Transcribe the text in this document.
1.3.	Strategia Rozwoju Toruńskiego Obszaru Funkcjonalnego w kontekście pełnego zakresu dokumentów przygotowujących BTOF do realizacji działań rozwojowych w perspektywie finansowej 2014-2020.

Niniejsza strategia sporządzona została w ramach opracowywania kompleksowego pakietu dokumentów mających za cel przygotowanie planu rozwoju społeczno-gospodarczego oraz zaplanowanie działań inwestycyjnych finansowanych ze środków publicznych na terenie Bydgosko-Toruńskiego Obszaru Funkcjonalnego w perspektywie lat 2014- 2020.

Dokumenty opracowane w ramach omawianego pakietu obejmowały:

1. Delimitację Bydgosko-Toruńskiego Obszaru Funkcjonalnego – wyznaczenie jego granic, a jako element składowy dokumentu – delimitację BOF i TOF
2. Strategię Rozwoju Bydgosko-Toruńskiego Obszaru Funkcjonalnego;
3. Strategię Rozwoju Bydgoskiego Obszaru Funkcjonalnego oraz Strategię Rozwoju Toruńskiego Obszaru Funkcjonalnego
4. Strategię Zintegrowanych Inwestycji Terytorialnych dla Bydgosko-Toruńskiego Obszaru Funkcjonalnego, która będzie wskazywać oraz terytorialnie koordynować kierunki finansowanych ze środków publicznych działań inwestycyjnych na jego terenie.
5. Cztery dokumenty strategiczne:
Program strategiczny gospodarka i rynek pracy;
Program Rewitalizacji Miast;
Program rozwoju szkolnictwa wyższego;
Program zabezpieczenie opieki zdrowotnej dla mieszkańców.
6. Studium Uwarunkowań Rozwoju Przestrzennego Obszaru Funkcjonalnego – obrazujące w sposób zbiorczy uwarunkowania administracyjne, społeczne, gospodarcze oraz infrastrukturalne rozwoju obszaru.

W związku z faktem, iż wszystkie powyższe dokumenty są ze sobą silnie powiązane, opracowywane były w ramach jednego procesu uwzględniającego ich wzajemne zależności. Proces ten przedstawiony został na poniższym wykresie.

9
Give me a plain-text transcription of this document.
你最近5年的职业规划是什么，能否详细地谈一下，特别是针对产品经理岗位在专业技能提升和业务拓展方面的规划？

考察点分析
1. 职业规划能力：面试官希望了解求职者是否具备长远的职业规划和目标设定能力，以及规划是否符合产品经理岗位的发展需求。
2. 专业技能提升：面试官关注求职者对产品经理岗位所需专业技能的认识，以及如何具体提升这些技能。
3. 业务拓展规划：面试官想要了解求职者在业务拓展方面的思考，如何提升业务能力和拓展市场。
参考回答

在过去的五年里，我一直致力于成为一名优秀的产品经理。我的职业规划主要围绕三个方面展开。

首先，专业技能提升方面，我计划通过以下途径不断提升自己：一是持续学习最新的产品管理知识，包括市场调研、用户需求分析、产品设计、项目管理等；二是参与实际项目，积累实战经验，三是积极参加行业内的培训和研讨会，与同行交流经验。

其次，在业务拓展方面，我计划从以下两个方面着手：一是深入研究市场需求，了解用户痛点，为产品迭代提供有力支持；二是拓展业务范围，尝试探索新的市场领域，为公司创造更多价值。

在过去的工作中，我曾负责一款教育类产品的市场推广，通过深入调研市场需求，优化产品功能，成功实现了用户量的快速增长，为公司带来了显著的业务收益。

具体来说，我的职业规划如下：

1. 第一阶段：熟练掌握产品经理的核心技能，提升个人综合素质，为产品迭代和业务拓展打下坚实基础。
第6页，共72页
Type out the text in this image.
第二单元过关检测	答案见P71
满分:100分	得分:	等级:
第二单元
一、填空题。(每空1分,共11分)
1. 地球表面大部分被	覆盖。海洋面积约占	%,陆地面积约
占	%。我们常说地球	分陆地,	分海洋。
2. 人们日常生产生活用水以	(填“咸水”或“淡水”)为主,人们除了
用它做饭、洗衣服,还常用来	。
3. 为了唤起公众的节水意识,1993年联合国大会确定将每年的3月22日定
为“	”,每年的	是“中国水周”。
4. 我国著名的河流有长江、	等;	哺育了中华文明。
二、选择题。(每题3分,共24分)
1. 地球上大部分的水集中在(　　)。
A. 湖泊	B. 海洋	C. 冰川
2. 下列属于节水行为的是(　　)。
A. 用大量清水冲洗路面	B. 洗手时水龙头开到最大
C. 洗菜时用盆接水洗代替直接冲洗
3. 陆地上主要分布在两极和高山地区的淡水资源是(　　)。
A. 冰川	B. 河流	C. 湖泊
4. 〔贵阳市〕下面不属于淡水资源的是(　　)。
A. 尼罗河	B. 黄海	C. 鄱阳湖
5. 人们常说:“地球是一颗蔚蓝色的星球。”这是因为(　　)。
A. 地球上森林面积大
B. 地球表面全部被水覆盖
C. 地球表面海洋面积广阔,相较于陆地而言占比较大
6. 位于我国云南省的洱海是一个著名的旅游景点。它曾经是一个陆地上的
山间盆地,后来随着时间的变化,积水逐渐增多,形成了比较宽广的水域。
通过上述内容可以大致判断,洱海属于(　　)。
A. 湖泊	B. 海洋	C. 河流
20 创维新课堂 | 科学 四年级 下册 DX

== Stated task ==
Give a word-for-word copy of the records.

== Reply ==
Transcribe the text in this document.
1.3.	Strategia Rozwoju Toruńskiego Obszaru Funkcjonalnego w kontekście pełnego zakresu dokumentów przygotowujących BTOF do realizacji działań rozwojowych w perspektywie finansowej 2014-2020.

Niniejsza strategia sporządzona została w ramach opracowywania kompleksowego pakietu dokumentów mających za cel przygotowanie planu rozwoju społeczno-gospodarczego oraz zaplanowanie działań inwestycyjnych finansowanych ze środków publicznych na terenie Bydgosko-Toruńskiego Obszaru Funkcjonalnego w perspektywie lat 2014- 2020.

Dokumenty opracowane w ramach omawianego pakietu obejmowały:

1. Delimitację Bydgosko-Toruńskiego Obszaru Funkcjonalnego – wyznaczenie jego granic, a jako element składowy dokumentu – delimitację BOF i TOF
2. Strategię Rozwoju Bydgosko-Toruńskiego Obszaru Funkcjonalnego;
3. Strategię Rozwoju Bydgoskiego Obszaru Funkcjonalnego oraz Strategię Rozwoju Toruńskiego Obszaru Funkcjonalnego
4. Strategię Zintegrowanych Inwestycji Terytorialnych dla Bydgosko-Toruńskiego Obszaru Funkcjonalnego, która będzie wskazywać oraz terytorialnie koordynować kierunki finansowanych ze środków publicznych działań inwestycyjnych na jego terenie.
5. Cztery dokumenty strategiczne:
Program strategiczny gospodarka i rynek pracy;
Program Rewitalizacji Miast;
Program rozwoju szkolnictwa wyższego;
Program zabezpieczenie opieki zdrowotnej dla mieszkańców.
6. Studium Uwarunkowań Rozwoju Przestrzennego Obszaru Funkcjonalnego – obrazujące w sposób zbiorczy uwarunkowania administracyjne, społeczne, gospodarcze oraz infrastrukturalne rozwoju obszaru.

W związku z faktem, iż wszystkie powyższe dokumenty są ze sobą silnie powiązane, opracowywane były w ramach jednego procesu uwzględniającego ich wzajemne zależności. Proces ten przedstawiony został na poniższym wykresie.

9
Give me a plain-text transcription of this document.
你最近5年的职业规划是什么，能否详细地谈一下，特别是针对产品经理岗位在专业技能提升和业务拓展方面的规划？

考察点分析
1. 职业规划能力：面试官希望了解求职者是否具备长远的职业规划和目标设定能力，以及规划是否符合产品经理岗位的发展需求。
2. 专业技能提升：面试官关注求职者对产品经理岗位所需专业技能的认识，以及如何具体提升这些技能。
3. 业务拓展规划：面试官想要了解求职者在业务拓展方面的思考，如何提升业务能力和拓展市场。
参考回答

在过去的五年里，我一直致力于成为一名优秀的产品经理。我的职业规划主要围绕三个方面展开。

首先，专业技能提升方面，我计划通过以下途径不断提升自己：一是持续学习最新的产品管理知识，包括市场调研、用户需求分析、产品设计、项目管理等；二是参与实际项目，积累实战经验，三是积极参加行业内的培训和研讨会，与同行交流经验。

其次，在业务拓展方面，我计划从以下两个方面着手：一是深入研究市场需求，了解用户痛点，为产品迭代提供有力支持；二是拓展业务范围，尝试探索新的市场领域，为公司创造更多价值。

在过去的工作中，我曾负责一款教育类产品的市场推广，通过深入调研市场需求，优化产品功能，成功实现了用户量的快速增长，为公司带来了显著的业务收益。

具体来说，我的职业规划如下：

1. 第一阶段：熟练掌握产品经理的核心技能，提升个人综合素质，为产品迭代和业务拓展打下坚实基础。
第6页，共72页
Type out the text in this image.
第二单元过关检测	答案见P71
满分:100分	得分:	等级:
第二单元
一、填空题。(每空1分,共11分)
1. 地球表面大部分被	覆盖。海洋面积约占	%,陆地面积约
占	%。我们常说地球	分陆地,	分海洋。
2. 人们日常生产生活用水以	(填“咸水”或“淡水”)为主,人们除了
用它做饭、洗衣服,还常用来	。
3. 为了唤起公众的节水意识,1993年联合国大会确定将每年的3月22日定
为“	”,每年的	是“中国水周”。
4. 我国著名的河流有长江、	等;	哺育了中华文明。
二、选择题。(每题3分,共24分)
1. 地球上大部分的水集中在(　　)。
A. 湖泊	B. 海洋	C. 冰川
2. 下列属于节水行为的是(　　)。
A. 用大量清水冲洗路面	B. 洗手时水龙头开到最大
C. 洗菜时用盆接水洗代替直接冲洗
3. 陆地上主要分布在两极和高山地区的淡水资源是(　　)。
A. 冰川	B. 河流	C. 湖泊
4. 〔贵阳市〕下面不属于淡水资源的是(　　)。
A. 尼罗河	B. 黄海	C. 鄱阳湖
5. 人们常说:“地球是一颗蔚蓝色的星球。”这是因为(　　)。
A. 地球上森林面积大
B. 地球表面全部被水覆盖
C. 地球表面海洋面积广阔,相较于陆地而言占比较大
6. 位于我国云南省的洱海是一个著名的旅游景点。它曾经是一个陆地上的
山间盆地,后来随着时间的变化,积水逐渐增多,形成了比较宽广的水域。
通过上述内容可以大致判断,洱海属于(　　)。
A. 湖泊	B. 海洋	C. 河流
20 创维新课堂 | 科学 四年级 下册 DX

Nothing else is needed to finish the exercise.